Pick out each line containing the string "完善社会保障体系".

[start of DATA LISTING]

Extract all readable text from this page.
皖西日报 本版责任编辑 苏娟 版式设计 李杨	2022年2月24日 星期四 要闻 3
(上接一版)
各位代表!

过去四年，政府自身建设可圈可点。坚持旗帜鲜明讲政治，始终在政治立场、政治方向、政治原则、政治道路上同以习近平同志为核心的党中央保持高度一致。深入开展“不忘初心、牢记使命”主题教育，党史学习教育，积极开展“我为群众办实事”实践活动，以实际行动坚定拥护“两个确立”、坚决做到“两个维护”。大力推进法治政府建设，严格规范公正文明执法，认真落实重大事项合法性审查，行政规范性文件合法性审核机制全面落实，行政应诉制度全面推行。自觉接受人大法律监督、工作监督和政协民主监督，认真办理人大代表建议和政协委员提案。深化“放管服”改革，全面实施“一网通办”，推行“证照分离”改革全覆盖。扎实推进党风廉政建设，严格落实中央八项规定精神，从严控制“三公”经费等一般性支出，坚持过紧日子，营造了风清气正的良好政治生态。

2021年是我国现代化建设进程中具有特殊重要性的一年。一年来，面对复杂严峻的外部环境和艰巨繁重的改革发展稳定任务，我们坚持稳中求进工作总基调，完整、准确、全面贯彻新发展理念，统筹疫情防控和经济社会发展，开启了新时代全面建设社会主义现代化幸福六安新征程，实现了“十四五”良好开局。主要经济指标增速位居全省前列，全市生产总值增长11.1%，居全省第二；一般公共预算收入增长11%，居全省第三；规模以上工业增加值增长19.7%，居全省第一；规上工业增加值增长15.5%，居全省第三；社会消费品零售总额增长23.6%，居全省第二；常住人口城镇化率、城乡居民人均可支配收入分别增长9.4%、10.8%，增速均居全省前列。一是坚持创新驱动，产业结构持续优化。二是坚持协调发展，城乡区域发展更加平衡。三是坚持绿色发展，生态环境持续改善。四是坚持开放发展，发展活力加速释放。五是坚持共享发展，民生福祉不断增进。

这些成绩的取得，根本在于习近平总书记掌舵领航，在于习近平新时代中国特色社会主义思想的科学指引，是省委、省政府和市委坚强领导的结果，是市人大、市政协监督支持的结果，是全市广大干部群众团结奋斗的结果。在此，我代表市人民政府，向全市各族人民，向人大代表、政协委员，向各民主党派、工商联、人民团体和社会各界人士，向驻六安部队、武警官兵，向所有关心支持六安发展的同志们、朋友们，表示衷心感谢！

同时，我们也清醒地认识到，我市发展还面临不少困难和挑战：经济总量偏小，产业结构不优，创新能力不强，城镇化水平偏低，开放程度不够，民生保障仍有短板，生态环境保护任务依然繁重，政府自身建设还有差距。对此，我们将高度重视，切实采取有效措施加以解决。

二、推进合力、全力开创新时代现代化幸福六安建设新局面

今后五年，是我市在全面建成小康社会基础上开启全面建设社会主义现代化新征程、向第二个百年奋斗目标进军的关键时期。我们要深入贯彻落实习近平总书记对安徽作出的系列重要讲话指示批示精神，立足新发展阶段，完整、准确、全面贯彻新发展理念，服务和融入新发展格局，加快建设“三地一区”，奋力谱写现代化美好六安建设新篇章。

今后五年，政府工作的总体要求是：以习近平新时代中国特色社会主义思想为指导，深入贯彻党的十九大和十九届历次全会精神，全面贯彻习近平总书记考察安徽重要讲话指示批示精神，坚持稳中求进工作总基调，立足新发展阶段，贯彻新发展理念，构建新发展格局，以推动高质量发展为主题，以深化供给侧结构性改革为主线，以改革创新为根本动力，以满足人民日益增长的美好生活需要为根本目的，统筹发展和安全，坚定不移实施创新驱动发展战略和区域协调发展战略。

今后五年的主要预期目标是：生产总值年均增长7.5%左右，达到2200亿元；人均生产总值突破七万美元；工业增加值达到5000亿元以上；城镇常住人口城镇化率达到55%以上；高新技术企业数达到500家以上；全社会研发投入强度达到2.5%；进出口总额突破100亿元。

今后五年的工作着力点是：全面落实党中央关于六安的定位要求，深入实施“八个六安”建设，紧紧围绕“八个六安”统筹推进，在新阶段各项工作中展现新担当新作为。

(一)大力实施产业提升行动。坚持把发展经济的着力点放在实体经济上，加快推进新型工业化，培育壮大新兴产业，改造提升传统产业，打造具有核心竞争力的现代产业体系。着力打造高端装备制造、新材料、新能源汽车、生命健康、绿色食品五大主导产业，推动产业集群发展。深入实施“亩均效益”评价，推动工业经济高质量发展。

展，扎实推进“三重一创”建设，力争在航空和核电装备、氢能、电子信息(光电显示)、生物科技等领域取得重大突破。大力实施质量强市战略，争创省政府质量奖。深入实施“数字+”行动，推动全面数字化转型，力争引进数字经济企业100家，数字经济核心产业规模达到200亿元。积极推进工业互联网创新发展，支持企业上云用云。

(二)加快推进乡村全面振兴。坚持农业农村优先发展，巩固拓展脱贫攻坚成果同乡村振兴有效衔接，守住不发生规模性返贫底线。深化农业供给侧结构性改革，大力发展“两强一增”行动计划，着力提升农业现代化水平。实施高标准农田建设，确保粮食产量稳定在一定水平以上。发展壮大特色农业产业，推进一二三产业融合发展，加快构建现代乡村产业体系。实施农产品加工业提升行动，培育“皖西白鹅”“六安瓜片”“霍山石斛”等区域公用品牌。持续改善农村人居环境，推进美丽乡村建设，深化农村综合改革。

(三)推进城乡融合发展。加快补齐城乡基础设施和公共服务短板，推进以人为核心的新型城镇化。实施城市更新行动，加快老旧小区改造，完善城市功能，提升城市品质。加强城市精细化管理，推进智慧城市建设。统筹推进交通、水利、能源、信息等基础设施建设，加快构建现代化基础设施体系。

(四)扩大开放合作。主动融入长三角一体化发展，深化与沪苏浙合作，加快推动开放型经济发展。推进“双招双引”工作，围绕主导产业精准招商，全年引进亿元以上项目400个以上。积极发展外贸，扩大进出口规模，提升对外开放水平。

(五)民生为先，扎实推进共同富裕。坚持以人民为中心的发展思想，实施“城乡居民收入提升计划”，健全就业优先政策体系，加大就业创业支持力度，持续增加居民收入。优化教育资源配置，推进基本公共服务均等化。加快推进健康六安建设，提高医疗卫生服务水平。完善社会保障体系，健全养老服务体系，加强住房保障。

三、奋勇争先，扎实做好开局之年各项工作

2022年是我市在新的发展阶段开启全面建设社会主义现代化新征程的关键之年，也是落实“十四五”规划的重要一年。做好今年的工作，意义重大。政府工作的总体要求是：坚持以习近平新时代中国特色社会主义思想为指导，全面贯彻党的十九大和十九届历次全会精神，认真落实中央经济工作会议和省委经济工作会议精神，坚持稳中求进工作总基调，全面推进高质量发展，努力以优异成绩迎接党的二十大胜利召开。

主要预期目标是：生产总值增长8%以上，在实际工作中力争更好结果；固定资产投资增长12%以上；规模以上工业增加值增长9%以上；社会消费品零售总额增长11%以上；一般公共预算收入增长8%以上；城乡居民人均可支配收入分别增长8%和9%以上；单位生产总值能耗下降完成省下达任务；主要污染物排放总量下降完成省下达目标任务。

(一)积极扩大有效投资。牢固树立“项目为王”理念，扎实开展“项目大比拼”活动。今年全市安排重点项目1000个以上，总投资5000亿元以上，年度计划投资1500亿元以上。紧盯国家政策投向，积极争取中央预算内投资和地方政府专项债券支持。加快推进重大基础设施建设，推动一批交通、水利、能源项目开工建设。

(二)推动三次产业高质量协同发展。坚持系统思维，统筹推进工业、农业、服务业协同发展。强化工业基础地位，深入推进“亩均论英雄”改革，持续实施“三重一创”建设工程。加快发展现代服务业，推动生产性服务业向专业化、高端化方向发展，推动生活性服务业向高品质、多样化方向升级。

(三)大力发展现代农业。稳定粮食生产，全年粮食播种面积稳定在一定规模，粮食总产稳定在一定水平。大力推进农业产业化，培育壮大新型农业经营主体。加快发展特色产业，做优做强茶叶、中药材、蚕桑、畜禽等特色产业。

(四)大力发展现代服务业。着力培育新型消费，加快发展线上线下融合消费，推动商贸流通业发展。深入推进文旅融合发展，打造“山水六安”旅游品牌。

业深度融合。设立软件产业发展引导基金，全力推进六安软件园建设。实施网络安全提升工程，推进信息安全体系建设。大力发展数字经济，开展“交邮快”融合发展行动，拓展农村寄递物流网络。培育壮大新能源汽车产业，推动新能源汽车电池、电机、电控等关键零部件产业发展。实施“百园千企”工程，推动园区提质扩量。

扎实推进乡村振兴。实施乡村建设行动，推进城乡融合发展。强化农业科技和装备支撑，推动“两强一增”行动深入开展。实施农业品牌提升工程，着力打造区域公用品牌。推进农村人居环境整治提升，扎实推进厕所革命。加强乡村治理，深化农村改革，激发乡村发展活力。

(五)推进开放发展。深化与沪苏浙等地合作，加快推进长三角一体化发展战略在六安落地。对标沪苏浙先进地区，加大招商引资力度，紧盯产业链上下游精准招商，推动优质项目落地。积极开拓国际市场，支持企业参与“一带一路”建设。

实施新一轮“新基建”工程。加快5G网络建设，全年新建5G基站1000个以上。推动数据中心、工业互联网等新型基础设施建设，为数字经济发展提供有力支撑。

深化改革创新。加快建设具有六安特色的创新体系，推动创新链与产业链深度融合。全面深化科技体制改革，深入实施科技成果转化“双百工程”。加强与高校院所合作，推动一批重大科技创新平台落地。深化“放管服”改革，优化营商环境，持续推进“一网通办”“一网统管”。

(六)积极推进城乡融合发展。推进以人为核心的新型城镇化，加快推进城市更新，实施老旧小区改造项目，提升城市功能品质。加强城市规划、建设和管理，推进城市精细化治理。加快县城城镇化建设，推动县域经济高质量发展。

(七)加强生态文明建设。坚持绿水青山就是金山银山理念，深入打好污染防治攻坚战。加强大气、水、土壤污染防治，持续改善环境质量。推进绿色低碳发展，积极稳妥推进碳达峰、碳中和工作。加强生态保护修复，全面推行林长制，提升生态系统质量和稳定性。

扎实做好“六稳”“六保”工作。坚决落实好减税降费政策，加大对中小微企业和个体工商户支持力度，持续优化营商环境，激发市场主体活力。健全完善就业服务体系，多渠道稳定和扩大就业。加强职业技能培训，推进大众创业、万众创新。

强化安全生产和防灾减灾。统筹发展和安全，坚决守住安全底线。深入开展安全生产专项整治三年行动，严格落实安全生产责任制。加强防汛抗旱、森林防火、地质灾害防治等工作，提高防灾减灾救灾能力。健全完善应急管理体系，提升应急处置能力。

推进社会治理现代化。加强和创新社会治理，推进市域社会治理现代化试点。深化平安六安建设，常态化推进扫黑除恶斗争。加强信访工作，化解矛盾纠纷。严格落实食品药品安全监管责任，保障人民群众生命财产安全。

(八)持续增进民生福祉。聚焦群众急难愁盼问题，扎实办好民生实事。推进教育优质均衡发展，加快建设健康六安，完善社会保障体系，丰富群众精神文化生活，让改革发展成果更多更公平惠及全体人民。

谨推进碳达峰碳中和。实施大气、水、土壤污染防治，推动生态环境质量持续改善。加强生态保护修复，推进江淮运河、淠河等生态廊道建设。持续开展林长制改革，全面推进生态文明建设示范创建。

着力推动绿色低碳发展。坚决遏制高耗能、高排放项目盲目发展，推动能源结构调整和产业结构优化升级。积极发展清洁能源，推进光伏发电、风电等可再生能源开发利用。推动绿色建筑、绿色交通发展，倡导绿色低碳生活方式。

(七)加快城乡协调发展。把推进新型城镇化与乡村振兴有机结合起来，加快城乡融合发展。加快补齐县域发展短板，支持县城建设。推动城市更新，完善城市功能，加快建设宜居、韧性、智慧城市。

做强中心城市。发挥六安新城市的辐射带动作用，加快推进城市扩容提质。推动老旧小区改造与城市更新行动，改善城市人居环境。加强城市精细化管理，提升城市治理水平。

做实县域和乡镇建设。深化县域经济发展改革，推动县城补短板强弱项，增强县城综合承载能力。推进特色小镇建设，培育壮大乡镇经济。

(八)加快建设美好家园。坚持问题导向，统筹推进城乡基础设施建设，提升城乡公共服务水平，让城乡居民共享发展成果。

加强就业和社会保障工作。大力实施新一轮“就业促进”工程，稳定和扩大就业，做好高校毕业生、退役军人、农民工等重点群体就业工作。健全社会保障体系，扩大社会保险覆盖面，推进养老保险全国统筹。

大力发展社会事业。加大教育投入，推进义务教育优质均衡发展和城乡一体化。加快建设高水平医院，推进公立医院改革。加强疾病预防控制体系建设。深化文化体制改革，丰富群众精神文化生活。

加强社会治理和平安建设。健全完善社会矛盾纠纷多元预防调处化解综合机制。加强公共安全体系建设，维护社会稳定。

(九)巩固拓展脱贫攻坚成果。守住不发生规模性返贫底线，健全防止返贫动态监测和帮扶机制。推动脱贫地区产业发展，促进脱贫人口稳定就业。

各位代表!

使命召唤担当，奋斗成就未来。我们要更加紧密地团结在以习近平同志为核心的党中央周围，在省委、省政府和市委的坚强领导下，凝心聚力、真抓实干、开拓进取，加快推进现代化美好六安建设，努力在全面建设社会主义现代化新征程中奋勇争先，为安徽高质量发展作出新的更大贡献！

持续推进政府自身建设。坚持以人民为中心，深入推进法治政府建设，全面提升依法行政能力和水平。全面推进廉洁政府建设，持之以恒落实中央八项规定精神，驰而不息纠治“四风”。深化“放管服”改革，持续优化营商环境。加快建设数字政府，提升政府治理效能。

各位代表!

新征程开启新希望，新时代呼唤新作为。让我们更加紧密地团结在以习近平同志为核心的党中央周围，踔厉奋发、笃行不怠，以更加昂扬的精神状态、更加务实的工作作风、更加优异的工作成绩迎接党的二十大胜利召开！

[end of DATA LISTING]

(CORRECT RESULT)
(五)民生为先，扎实推进共同富裕。坚持以人民为中心的发展思想，实施“城乡居民收入提升计划”，健全就业优先政策体系，加大就业创业支持力度，持续增加居民收入。优化教育资源配置，推进基本公共服务均等化。加快推进健康六安建设，提高医疗卫生服务水平。完善社会保障体系，健全养老服务体系，加强住房保障。
(八)持续增进民生福祉。聚焦群众急难愁盼问题，扎实办好民生实事。推进教育优质均衡发展，加快建设健康六安，完善社会保障体系，丰富群众精神文化生活，让改革发展成果更多更公平惠及全体人民。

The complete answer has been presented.